BEGIN Information given

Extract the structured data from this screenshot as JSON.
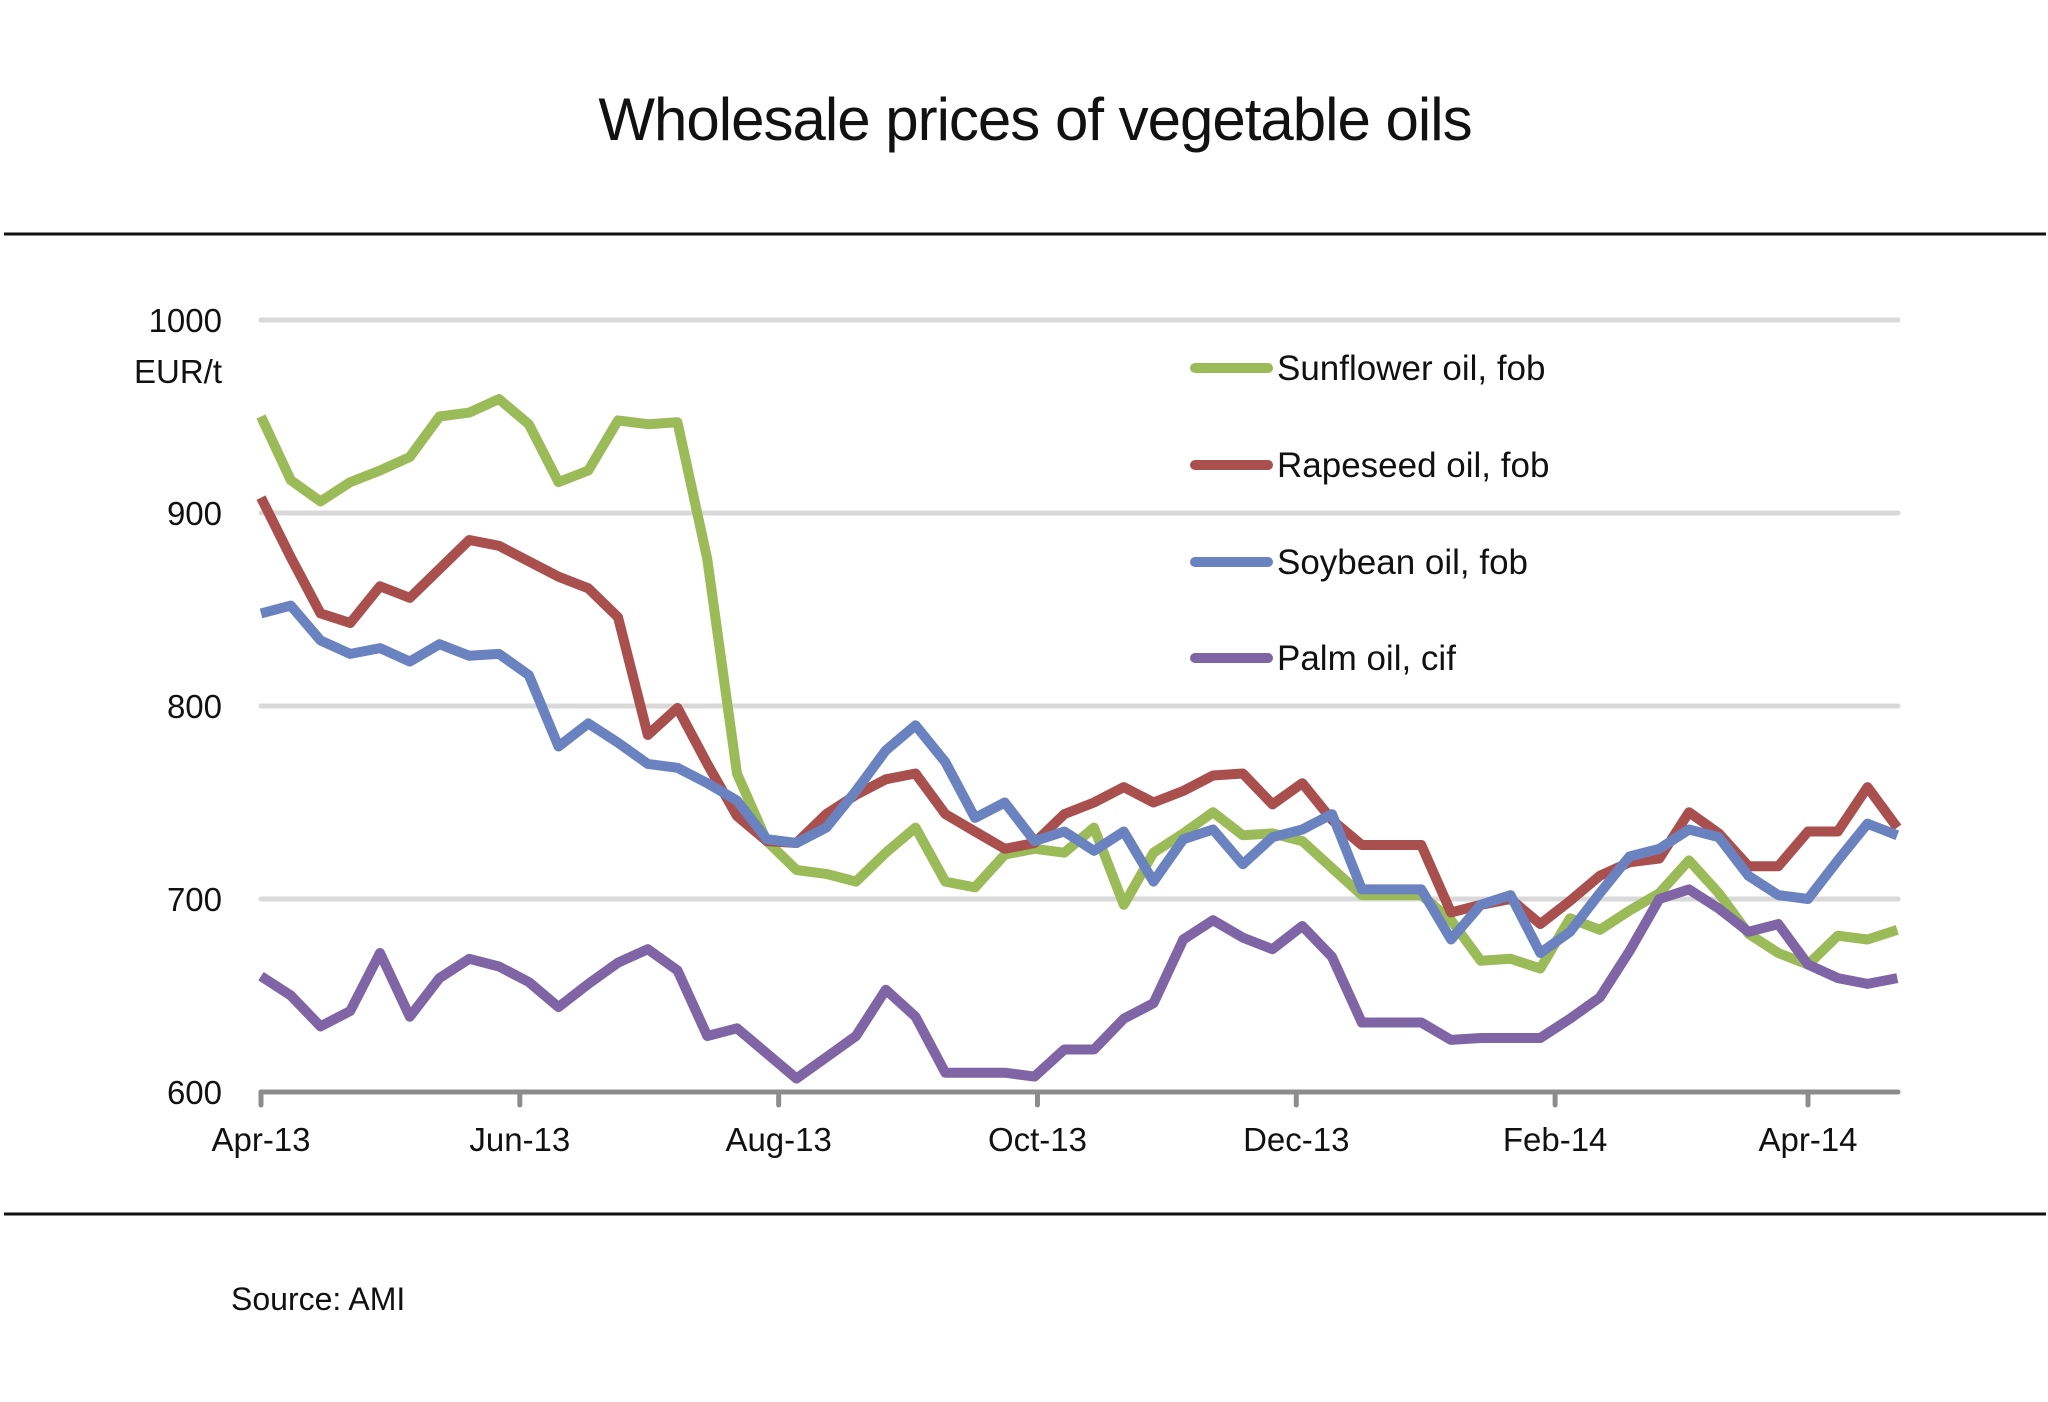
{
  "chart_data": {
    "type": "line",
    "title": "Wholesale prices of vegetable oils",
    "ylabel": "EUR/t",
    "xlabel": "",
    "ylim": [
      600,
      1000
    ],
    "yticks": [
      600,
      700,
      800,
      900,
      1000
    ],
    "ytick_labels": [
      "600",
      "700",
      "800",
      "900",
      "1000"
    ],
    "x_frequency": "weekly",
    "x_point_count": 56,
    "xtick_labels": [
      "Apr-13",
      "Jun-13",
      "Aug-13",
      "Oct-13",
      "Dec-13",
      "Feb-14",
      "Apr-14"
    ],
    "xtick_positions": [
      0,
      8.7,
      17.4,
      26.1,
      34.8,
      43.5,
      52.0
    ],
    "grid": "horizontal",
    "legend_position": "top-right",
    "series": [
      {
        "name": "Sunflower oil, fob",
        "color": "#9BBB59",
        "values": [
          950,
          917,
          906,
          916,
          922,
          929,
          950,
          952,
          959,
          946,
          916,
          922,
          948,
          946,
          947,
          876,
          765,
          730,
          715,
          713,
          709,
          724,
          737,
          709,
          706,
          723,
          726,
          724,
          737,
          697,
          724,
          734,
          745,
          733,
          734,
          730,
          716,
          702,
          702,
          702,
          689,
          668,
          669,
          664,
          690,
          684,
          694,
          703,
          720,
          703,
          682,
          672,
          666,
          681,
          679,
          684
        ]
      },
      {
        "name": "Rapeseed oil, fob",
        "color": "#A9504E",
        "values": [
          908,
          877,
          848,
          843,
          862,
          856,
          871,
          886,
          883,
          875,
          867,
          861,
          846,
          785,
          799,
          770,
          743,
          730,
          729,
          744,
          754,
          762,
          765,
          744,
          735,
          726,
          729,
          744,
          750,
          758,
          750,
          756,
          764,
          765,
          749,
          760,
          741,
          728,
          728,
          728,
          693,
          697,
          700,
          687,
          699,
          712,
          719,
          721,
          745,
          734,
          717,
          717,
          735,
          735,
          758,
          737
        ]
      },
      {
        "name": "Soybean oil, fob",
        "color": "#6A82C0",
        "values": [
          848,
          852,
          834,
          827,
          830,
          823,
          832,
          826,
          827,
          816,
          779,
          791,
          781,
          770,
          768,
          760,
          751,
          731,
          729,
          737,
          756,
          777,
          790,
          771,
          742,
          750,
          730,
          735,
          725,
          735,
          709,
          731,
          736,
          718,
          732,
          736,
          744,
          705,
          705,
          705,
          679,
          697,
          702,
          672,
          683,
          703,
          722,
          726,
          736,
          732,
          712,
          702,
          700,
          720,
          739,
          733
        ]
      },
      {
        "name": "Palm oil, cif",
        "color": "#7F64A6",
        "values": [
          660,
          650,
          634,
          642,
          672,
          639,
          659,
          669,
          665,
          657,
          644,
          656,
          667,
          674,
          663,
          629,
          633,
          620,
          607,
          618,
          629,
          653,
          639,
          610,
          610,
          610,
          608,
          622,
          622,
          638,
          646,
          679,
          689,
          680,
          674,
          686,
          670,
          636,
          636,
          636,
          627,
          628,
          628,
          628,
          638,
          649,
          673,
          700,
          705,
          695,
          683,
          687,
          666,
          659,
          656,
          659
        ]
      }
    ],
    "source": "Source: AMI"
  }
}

END Information given

### The exercise
Give the data above again in full and unchanged, skipping the pictures.

### Exercise answer
Extract the structured data from this screenshot as JSON.
{
  "chart_data": {
    "type": "line",
    "title": "Wholesale prices of vegetable oils",
    "ylabel": "EUR/t",
    "xlabel": "",
    "ylim": [
      600,
      1000
    ],
    "yticks": [
      600,
      700,
      800,
      900,
      1000
    ],
    "ytick_labels": [
      "600",
      "700",
      "800",
      "900",
      "1000"
    ],
    "x_frequency": "weekly",
    "x_point_count": 56,
    "xtick_labels": [
      "Apr-13",
      "Jun-13",
      "Aug-13",
      "Oct-13",
      "Dec-13",
      "Feb-14",
      "Apr-14"
    ],
    "xtick_positions": [
      0,
      8.7,
      17.4,
      26.1,
      34.8,
      43.5,
      52.0
    ],
    "grid": "horizontal",
    "legend_position": "top-right",
    "series": [
      {
        "name": "Sunflower oil, fob",
        "color": "#9BBB59",
        "values": [
          950,
          917,
          906,
          916,
          922,
          929,
          950,
          952,
          959,
          946,
          916,
          922,
          948,
          946,
          947,
          876,
          765,
          730,
          715,
          713,
          709,
          724,
          737,
          709,
          706,
          723,
          726,
          724,
          737,
          697,
          724,
          734,
          745,
          733,
          734,
          730,
          716,
          702,
          702,
          702,
          689,
          668,
          669,
          664,
          690,
          684,
          694,
          703,
          720,
          703,
          682,
          672,
          666,
          681,
          679,
          684
        ]
      },
      {
        "name": "Rapeseed oil, fob",
        "color": "#A9504E",
        "values": [
          908,
          877,
          848,
          843,
          862,
          856,
          871,
          886,
          883,
          875,
          867,
          861,
          846,
          785,
          799,
          770,
          743,
          730,
          729,
          744,
          754,
          762,
          765,
          744,
          735,
          726,
          729,
          744,
          750,
          758,
          750,
          756,
          764,
          765,
          749,
          760,
          741,
          728,
          728,
          728,
          693,
          697,
          700,
          687,
          699,
          712,
          719,
          721,
          745,
          734,
          717,
          717,
          735,
          735,
          758,
          737
        ]
      },
      {
        "name": "Soybean oil, fob",
        "color": "#6A82C0",
        "values": [
          848,
          852,
          834,
          827,
          830,
          823,
          832,
          826,
          827,
          816,
          779,
          791,
          781,
          770,
          768,
          760,
          751,
          731,
          729,
          737,
          756,
          777,
          790,
          771,
          742,
          750,
          730,
          735,
          725,
          735,
          709,
          731,
          736,
          718,
          732,
          736,
          744,
          705,
          705,
          705,
          679,
          697,
          702,
          672,
          683,
          703,
          722,
          726,
          736,
          732,
          712,
          702,
          700,
          720,
          739,
          733
        ]
      },
      {
        "name": "Palm oil, cif",
        "color": "#7F64A6",
        "values": [
          660,
          650,
          634,
          642,
          672,
          639,
          659,
          669,
          665,
          657,
          644,
          656,
          667,
          674,
          663,
          629,
          633,
          620,
          607,
          618,
          629,
          653,
          639,
          610,
          610,
          610,
          608,
          622,
          622,
          638,
          646,
          679,
          689,
          680,
          674,
          686,
          670,
          636,
          636,
          636,
          627,
          628,
          628,
          628,
          638,
          649,
          673,
          700,
          705,
          695,
          683,
          687,
          666,
          659,
          656,
          659
        ]
      }
    ],
    "source": "Source: AMI"
  }
}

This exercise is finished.